RECORD EXTRACTS
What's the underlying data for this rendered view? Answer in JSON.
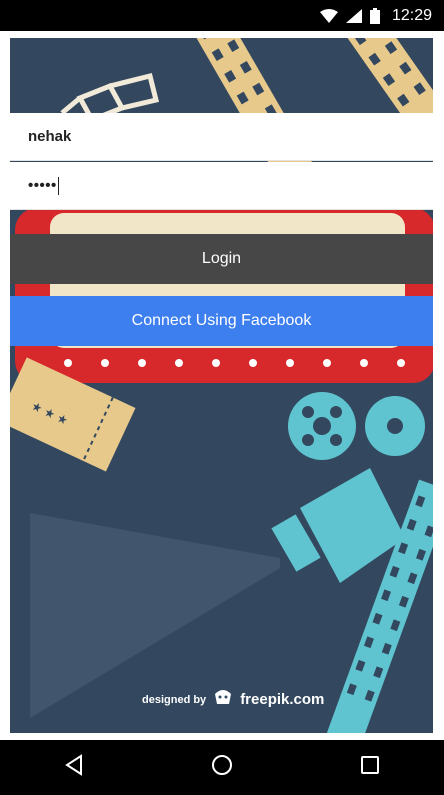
{
  "status_bar": {
    "time": "12:29",
    "icons": [
      "wifi-icon",
      "signal-icon",
      "battery-icon"
    ]
  },
  "login_form": {
    "username_value": "nehak",
    "password_masked": "•••••",
    "login_label": "Login",
    "facebook_label": "Connect Using Facebook"
  },
  "credit": {
    "prefix": "designed by",
    "brand": "freepik.com"
  },
  "nav_bar": {
    "icons": [
      "back-icon",
      "home-icon",
      "recents-icon"
    ]
  },
  "colors": {
    "poster_bg": "#33485f",
    "login_button": "#474747",
    "facebook_button": "#3e7ff0",
    "marquee_red": "#d7282b",
    "film_gold": "#e7c98c",
    "projector_teal": "#5fc4cf"
  }
}
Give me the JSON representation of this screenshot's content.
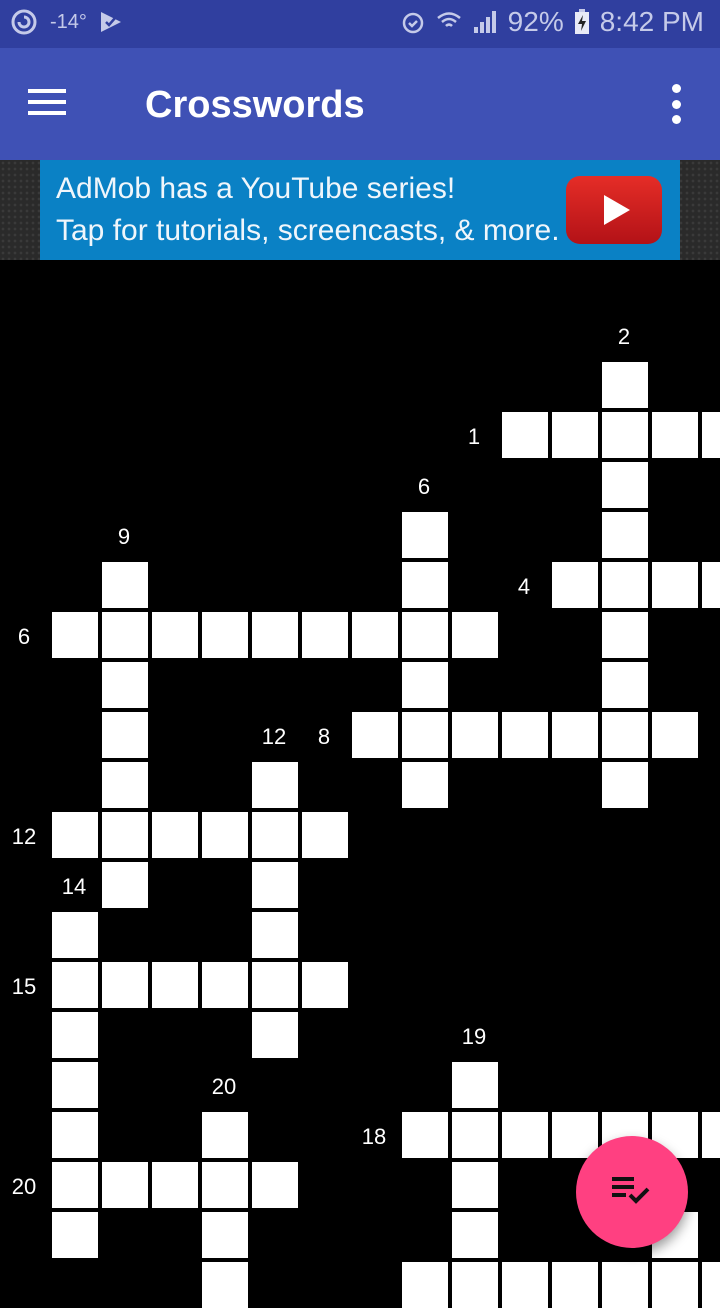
{
  "status_bar": {
    "temperature": "-14°",
    "battery": "92%",
    "time": "8:42 PM",
    "icons_left": [
      "sync-icon",
      "temperature",
      "play-store-check-icon"
    ],
    "icons_right": [
      "alarm-icon",
      "wifi-icon",
      "signal-icon",
      "battery-charging-icon"
    ]
  },
  "app_bar": {
    "title": "Crosswords",
    "menu_icon": "hamburger-menu-icon",
    "overflow_icon": "more-vert-icon",
    "color": "#3f51b5"
  },
  "ad_banner": {
    "line1": "AdMob has a YouTube series!",
    "line2": "Tap for tutorials, screencasts, & more.",
    "icon": "youtube-play-icon",
    "color": "#0a81c5"
  },
  "crossword": {
    "white_cells": [
      [
        0,
        11
      ],
      [
        1,
        9
      ],
      [
        1,
        10
      ],
      [
        1,
        11
      ],
      [
        1,
        12
      ],
      [
        1,
        13
      ],
      [
        2,
        11
      ],
      [
        3,
        7
      ],
      [
        3,
        11
      ],
      [
        4,
        1
      ],
      [
        4,
        7
      ],
      [
        4,
        10
      ],
      [
        4,
        11
      ],
      [
        4,
        12
      ],
      [
        4,
        13
      ],
      [
        5,
        0
      ],
      [
        5,
        1
      ],
      [
        5,
        2
      ],
      [
        5,
        3
      ],
      [
        5,
        4
      ],
      [
        5,
        5
      ],
      [
        5,
        6
      ],
      [
        5,
        7
      ],
      [
        5,
        8
      ],
      [
        5,
        11
      ],
      [
        6,
        1
      ],
      [
        6,
        7
      ],
      [
        6,
        11
      ],
      [
        7,
        1
      ],
      [
        7,
        6
      ],
      [
        7,
        7
      ],
      [
        7,
        8
      ],
      [
        7,
        9
      ],
      [
        7,
        10
      ],
      [
        7,
        11
      ],
      [
        7,
        12
      ],
      [
        8,
        1
      ],
      [
        8,
        4
      ],
      [
        8,
        7
      ],
      [
        8,
        11
      ],
      [
        9,
        0
      ],
      [
        9,
        1
      ],
      [
        9,
        2
      ],
      [
        9,
        3
      ],
      [
        9,
        4
      ],
      [
        9,
        5
      ],
      [
        10,
        1
      ],
      [
        10,
        4
      ],
      [
        11,
        0
      ],
      [
        11,
        4
      ],
      [
        12,
        0
      ],
      [
        12,
        1
      ],
      [
        12,
        2
      ],
      [
        12,
        3
      ],
      [
        12,
        4
      ],
      [
        12,
        5
      ],
      [
        13,
        0
      ],
      [
        13,
        4
      ],
      [
        14,
        0
      ],
      [
        14,
        8
      ],
      [
        15,
        0
      ],
      [
        15,
        3
      ],
      [
        15,
        7
      ],
      [
        15,
        8
      ],
      [
        15,
        9
      ],
      [
        15,
        10
      ],
      [
        15,
        11
      ],
      [
        15,
        12
      ],
      [
        15,
        13
      ],
      [
        16,
        0
      ],
      [
        16,
        1
      ],
      [
        16,
        2
      ],
      [
        16,
        3
      ],
      [
        16,
        4
      ],
      [
        16,
        8
      ],
      [
        17,
        0
      ],
      [
        17,
        3
      ],
      [
        17,
        8
      ],
      [
        17,
        12
      ],
      [
        18,
        3
      ],
      [
        18,
        7
      ],
      [
        18,
        8
      ],
      [
        18,
        9
      ],
      [
        18,
        10
      ],
      [
        18,
        11
      ],
      [
        18,
        12
      ],
      [
        18,
        13
      ]
    ],
    "clue_numbers": [
      {
        "label": "2",
        "row": -1,
        "col": 11
      },
      {
        "label": "1",
        "row": 1,
        "col": 8
      },
      {
        "label": "6",
        "row": 2,
        "col": 7
      },
      {
        "label": "9",
        "row": 3,
        "col": 1
      },
      {
        "label": "4",
        "row": 4,
        "col": 9
      },
      {
        "label": "6",
        "row": 5,
        "col": -1
      },
      {
        "label": "12",
        "row": 7,
        "col": 4
      },
      {
        "label": "8",
        "row": 7,
        "col": 5
      },
      {
        "label": "12",
        "row": 9,
        "col": -1
      },
      {
        "label": "14",
        "row": 10,
        "col": 0
      },
      {
        "label": "15",
        "row": 12,
        "col": -1
      },
      {
        "label": "19",
        "row": 13,
        "col": 8
      },
      {
        "label": "20",
        "row": 14,
        "col": 3
      },
      {
        "label": "18",
        "row": 15,
        "col": 6
      },
      {
        "label": "20",
        "row": 16,
        "col": -1
      }
    ]
  },
  "fab": {
    "icon": "playlist-check-icon",
    "color": "#ff4081"
  }
}
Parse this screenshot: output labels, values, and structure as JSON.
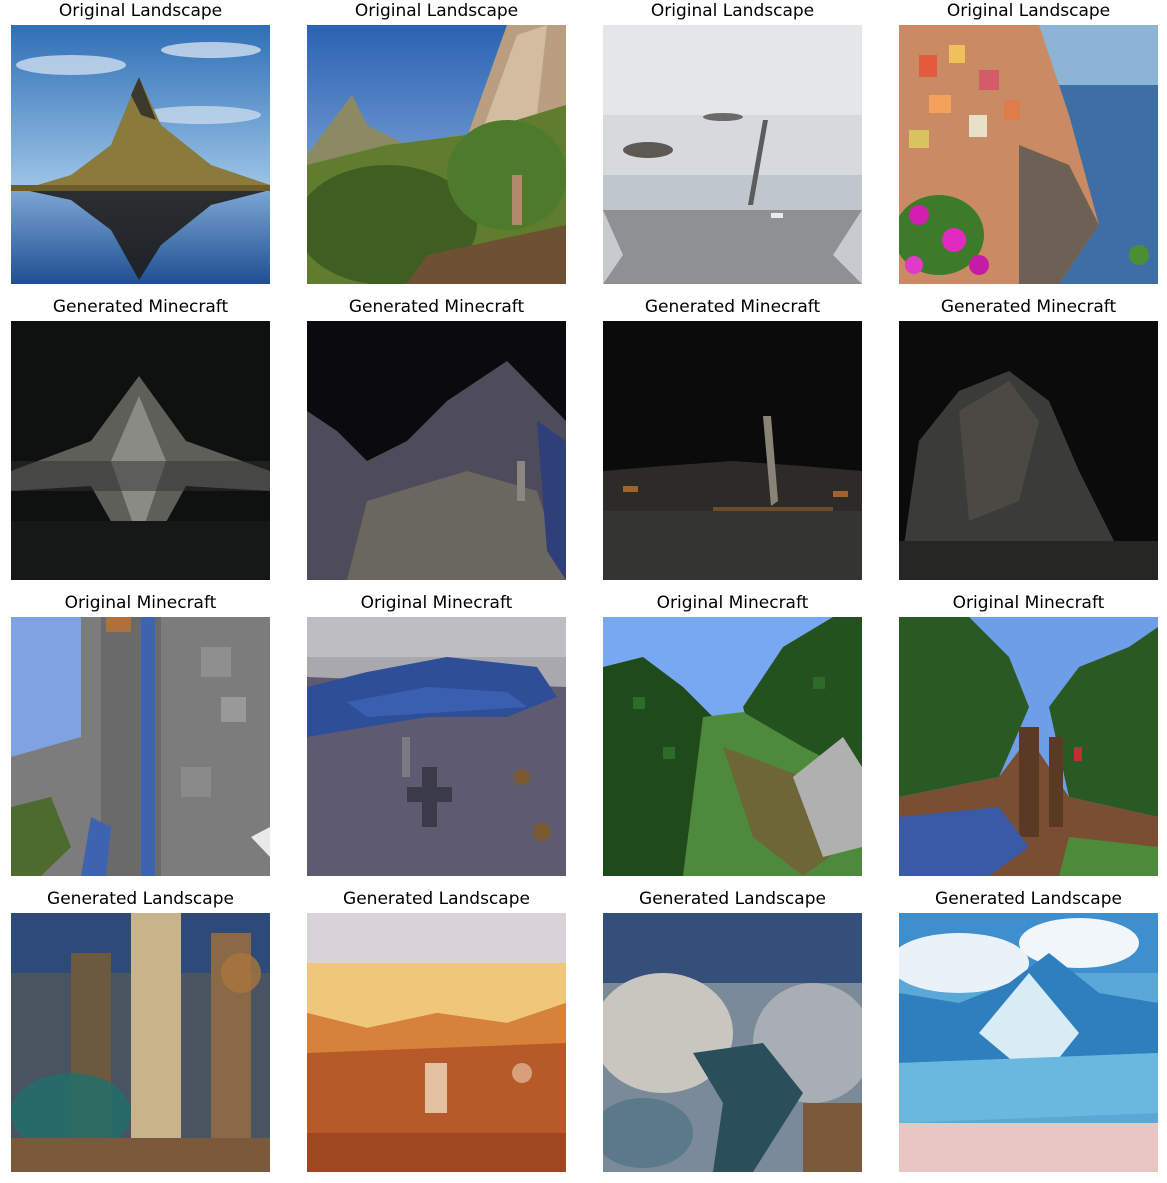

WHAT YOU ARE ASKED TO DO
Reproduce the full listing above verbatim, with no pictures included.

SOLUTION
What's the underlying data for this rendered view? Answer in JSON.
{
  "status_bar": {
    "time": "12:29",
    "icons": [
      "wifi-icon",
      "signal-icon",
      "battery-icon"
    ]
  },
  "login_form": {
    "username_value": "nehak",
    "password_masked": "•••••",
    "login_label": "Login",
    "facebook_label": "Connect Using Facebook"
  },
  "credit": {
    "prefix": "designed by",
    "brand": "freepik.com"
  },
  "nav_bar": {
    "icons": [
      "back-icon",
      "home-icon",
      "recents-icon"
    ]
  },
  "colors": {
    "poster_bg": "#33485f",
    "login_button": "#474747",
    "facebook_button": "#3e7ff0",
    "marquee_red": "#d7282b",
    "film_gold": "#e7c98c",
    "projector_teal": "#5fc4cf"
  }
}
Give me the JSON representation of this screenshot's content.
{
  "status_bar": {
    "temperature": "-14°",
    "battery": "92%",
    "time": "8:42 PM",
    "icons_left": [
      "sync-icon",
      "temperature",
      "play-store-check-icon"
    ],
    "icons_right": [
      "alarm-icon",
      "wifi-icon",
      "signal-icon",
      "battery-charging-icon"
    ]
  },
  "app_bar": {
    "title": "Crosswords",
    "menu_icon": "hamburger-menu-icon",
    "overflow_icon": "more-vert-icon",
    "color": "#3f51b5"
  },
  "ad_banner": {
    "line1": "AdMob has a YouTube series!",
    "line2": "Tap for tutorials, screencasts, & more.",
    "icon": "youtube-play-icon",
    "color": "#0a81c5"
  },
  "crossword": {
    "white_cells": [
      [
        0,
        11
      ],
      [
        1,
        9
      ],
      [
        1,
        10
      ],
      [
        1,
        11
      ],
      [
        1,
        12
      ],
      [
        1,
        13
      ],
      [
        2,
        11
      ],
      [
        3,
        7
      ],
      [
        3,
        11
      ],
      [
        4,
        1
      ],
      [
        4,
        7
      ],
      [
        4,
        10
      ],
      [
        4,
        11
      ],
      [
        4,
        12
      ],
      [
        4,
        13
      ],
      [
        5,
        0
      ],
      [
        5,
        1
      ],
      [
        5,
        2
      ],
      [
        5,
        3
      ],
      [
        5,
        4
      ],
      [
        5,
        5
      ],
      [
        5,
        6
      ],
      [
        5,
        7
      ],
      [
        5,
        8
      ],
      [
        5,
        11
      ],
      [
        6,
        1
      ],
      [
        6,
        7
      ],
      [
        6,
        11
      ],
      [
        7,
        1
      ],
      [
        7,
        6
      ],
      [
        7,
        7
      ],
      [
        7,
        8
      ],
      [
        7,
        9
      ],
      [
        7,
        10
      ],
      [
        7,
        11
      ],
      [
        7,
        12
      ],
      [
        8,
        1
      ],
      [
        8,
        4
      ],
      [
        8,
        7
      ],
      [
        8,
        11
      ],
      [
        9,
        0
      ],
      [
        9,
        1
      ],
      [
        9,
        2
      ],
      [
        9,
        3
      ],
      [
        9,
        4
      ],
      [
        9,
        5
      ],
      [
        10,
        1
      ],
      [
        10,
        4
      ],
      [
        11,
        0
      ],
      [
        11,
        4
      ],
      [
        12,
        0
      ],
      [
        12,
        1
      ],
      [
        12,
        2
      ],
      [
        12,
        3
      ],
      [
        12,
        4
      ],
      [
        12,
        5
      ],
      [
        13,
        0
      ],
      [
        13,
        4
      ],
      [
        14,
        0
      ],
      [
        14,
        8
      ],
      [
        15,
        0
      ],
      [
        15,
        3
      ],
      [
        15,
        7
      ],
      [
        15,
        8
      ],
      [
        15,
        9
      ],
      [
        15,
        10
      ],
      [
        15,
        11
      ],
      [
        15,
        12
      ],
      [
        15,
        13
      ],
      [
        16,
        0
      ],
      [
        16,
        1
      ],
      [
        16,
        2
      ],
      [
        16,
        3
      ],
      [
        16,
        4
      ],
      [
        16,
        8
      ],
      [
        17,
        0
      ],
      [
        17,
        3
      ],
      [
        17,
        8
      ],
      [
        17,
        12
      ],
      [
        18,
        3
      ],
      [
        18,
        7
      ],
      [
        18,
        8
      ],
      [
        18,
        9
      ],
      [
        18,
        10
      ],
      [
        18,
        11
      ],
      [
        18,
        12
      ],
      [
        18,
        13
      ]
    ],
    "clue_numbers": [
      {
        "label": "2",
        "row": -1,
        "col": 11
      },
      {
        "label": "1",
        "row": 1,
        "col": 8
      },
      {
        "label": "6",
        "row": 2,
        "col": 7
      },
      {
        "label": "9",
        "row": 3,
        "col": 1
      },
      {
        "label": "4",
        "row": 4,
        "col": 9
      },
      {
        "label": "6",
        "row": 5,
        "col": -1
      },
      {
        "label": "12",
        "row": 7,
        "col": 4
      },
      {
        "label": "8",
        "row": 7,
        "col": 5
      },
      {
        "label": "12",
        "row": 9,
        "col": -1
      },
      {
        "label": "14",
        "row": 10,
        "col": 0
      },
      {
        "label": "15",
        "row": 12,
        "col": -1
      },
      {
        "label": "19",
        "row": 13,
        "col": 8
      },
      {
        "label": "20",
        "row": 14,
        "col": 3
      },
      {
        "label": "18",
        "row": 15,
        "col": 6
      },
      {
        "label": "20",
        "row": 16,
        "col": -1
      }
    ]
  },
  "fab": {
    "icon": "playlist-check-icon",
    "color": "#ff4081"
  }
}
Parse this screenshot: output labels, values, and structure as JSON.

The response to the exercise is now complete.